↓
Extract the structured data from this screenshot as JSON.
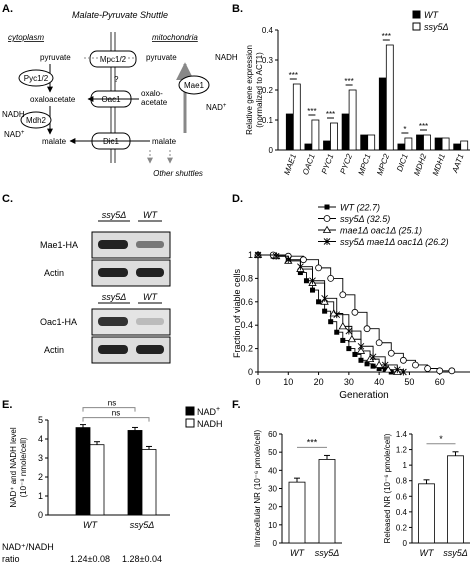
{
  "panels": {
    "A": {
      "letter": "A.",
      "title": "Malate-Pyruvate Shuttle",
      "cytoplasm": "cytoplasm",
      "mitochondria": "mitochondria",
      "pyruvate": "pyruvate",
      "oxaloacetate": "oxaloacetate",
      "malate": "malate",
      "nadh": "NADH",
      "nad": "NAD",
      "nad_sup": "+",
      "mpc": "Mpc1/2",
      "pyc": "Pyc1/2",
      "oac": "Oac1",
      "mdh": "Mdh2",
      "mae": "Mae1",
      "dic": "Dic1",
      "question": "?",
      "oxalo_m1": "oxalo-",
      "oxalo_m2": "acetate",
      "other_shuttles": "Other shuttles"
    },
    "C": {
      "letter": "C.",
      "lane1": "ssy5Δ",
      "lane2": "WT",
      "rows": [
        "Mae1-HA",
        "Actin",
        "Oac1-HA",
        "Actin"
      ]
    },
    "F": {
      "letter": "F."
    }
  },
  "colors": {
    "black": "#000000",
    "white": "#ffffff",
    "axis": "#000000"
  },
  "chart_data": [
    {
      "panel": "B",
      "type": "bar",
      "letter": "B.",
      "ylabel": "Relative gene expression (normalized to ACT1)",
      "ylabel_l1": "Relative gene expression",
      "ylabel_l2": "(normalized to ACT1)",
      "ylim": [
        0,
        0.4
      ],
      "yticks": [
        "0",
        "0.1",
        "0.2",
        "0.3",
        "0.4"
      ],
      "categories": [
        "MAE1",
        "OAC1",
        "PYC1",
        "PYC2",
        "MPC1",
        "MPC2",
        "DIC1",
        "MDH2",
        "MDH1",
        "AAT1"
      ],
      "series": [
        {
          "name": "WT",
          "color": "#000000",
          "values": [
            0.12,
            0.02,
            0.03,
            0.12,
            0.05,
            0.24,
            0.02,
            0.05,
            0.04,
            0.02
          ]
        },
        {
          "name": "ssy5Δ",
          "color": "#ffffff",
          "values": [
            0.22,
            0.1,
            0.09,
            0.2,
            0.05,
            0.35,
            0.04,
            0.05,
            0.04,
            0.03
          ]
        }
      ],
      "significance": [
        "***",
        "***",
        "***",
        "***",
        "",
        "***",
        "*",
        "***",
        "",
        ""
      ]
    },
    {
      "panel": "D",
      "type": "line",
      "letter": "D.",
      "xlabel": "Generation",
      "ylabel": "Fraction of viable cells",
      "xlim": [
        0,
        70
      ],
      "ylim": [
        0,
        1
      ],
      "xticks": [
        "0",
        "10",
        "20",
        "30",
        "40",
        "50",
        "60"
      ],
      "yticks": [
        "0",
        "0.2",
        "0.4",
        "0.6",
        "0.8",
        "1"
      ],
      "series": [
        {
          "name": "WT",
          "median": "(22.7)",
          "marker": "square",
          "x": [
            0,
            5,
            10,
            14,
            16,
            18,
            20,
            22,
            24,
            26,
            28,
            30,
            32,
            34,
            36,
            38,
            40,
            42,
            44
          ],
          "y": [
            1,
            0.99,
            0.95,
            0.85,
            0.78,
            0.7,
            0.6,
            0.52,
            0.43,
            0.34,
            0.27,
            0.2,
            0.15,
            0.1,
            0.07,
            0.05,
            0.03,
            0.02,
            0
          ]
        },
        {
          "name": "ssy5Δ",
          "median": "(32.5)",
          "marker": "circle",
          "x": [
            0,
            5,
            10,
            15,
            20,
            24,
            28,
            32,
            36,
            40,
            44,
            48,
            52,
            56,
            60,
            64
          ],
          "y": [
            1,
            1,
            0.99,
            0.96,
            0.89,
            0.8,
            0.66,
            0.51,
            0.37,
            0.25,
            0.16,
            0.1,
            0.06,
            0.03,
            0.01,
            0.01
          ]
        },
        {
          "name": "mae1Δ oac1Δ",
          "median": "(25.1)",
          "marker": "triangle",
          "x": [
            0,
            6,
            10,
            14,
            18,
            22,
            25,
            28,
            31,
            34,
            37,
            40,
            43,
            46
          ],
          "y": [
            1,
            0.99,
            0.95,
            0.88,
            0.76,
            0.6,
            0.5,
            0.39,
            0.28,
            0.18,
            0.11,
            0.06,
            0.02,
            0
          ]
        },
        {
          "name": "ssy5Δ mae1Δ oac1Δ",
          "median": "(26.2)",
          "marker": "star",
          "x": [
            0,
            6,
            10,
            14,
            18,
            22,
            26,
            30,
            34,
            38,
            42,
            46,
            48
          ],
          "y": [
            1,
            0.99,
            0.96,
            0.9,
            0.78,
            0.63,
            0.49,
            0.35,
            0.22,
            0.13,
            0.06,
            0.02,
            0
          ]
        }
      ]
    },
    {
      "panel": "E",
      "type": "bar",
      "letter": "E.",
      "ylabel_l1": "NAD⁺ and NADH level",
      "ylabel_l2": "(10⁻⁸ nmole/cell)",
      "ylim": [
        0,
        5
      ],
      "yticks": [
        "0",
        "1",
        "2",
        "3",
        "4",
        "5"
      ],
      "categories": [
        "WT",
        "ssy5Δ"
      ],
      "series": [
        {
          "name": "NAD",
          "sup": "+",
          "color": "#000000",
          "values": [
            4.6,
            4.45
          ]
        },
        {
          "name": "NADH",
          "sup": "",
          "color": "#ffffff",
          "values": [
            3.7,
            3.45
          ]
        }
      ],
      "comparisons": [
        "ns",
        "ns"
      ],
      "ratio_label_l1": "NAD⁺/NADH",
      "ratio_label_l2": "ratio",
      "ratios": [
        "1.24±0.08",
        "1.28±0.04"
      ]
    },
    {
      "panel": "F-left",
      "type": "bar",
      "ylabel": "Intracellular NR (10⁻⁶ pmole/cell)",
      "ylim": [
        0,
        60
      ],
      "yticks": [
        "0",
        "10",
        "20",
        "30",
        "40",
        "50",
        "60"
      ],
      "categories": [
        "WT",
        "ssy5Δ"
      ],
      "values": [
        33.5,
        46
      ],
      "significance": "***"
    },
    {
      "panel": "F-right",
      "type": "bar",
      "ylabel": "Released NR (10⁻⁶ pmole/cell)",
      "ylim": [
        0,
        1.4
      ],
      "yticks": [
        "0",
        "0.2",
        "0.4",
        "0.6",
        "0.8",
        "1",
        "1.2",
        "1.4"
      ],
      "categories": [
        "WT",
        "ssy5Δ"
      ],
      "values": [
        0.76,
        1.12
      ],
      "significance": "*"
    }
  ]
}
↑
TASK ITEM:
Your answer must be a copy of every line in the data above that holds the string "expression".

SOLUTION TO THE EXERCISE:
      "ylabel": "Relative gene expression (normalized to ACT1)",
      "ylabel_l1": "Relative gene expression",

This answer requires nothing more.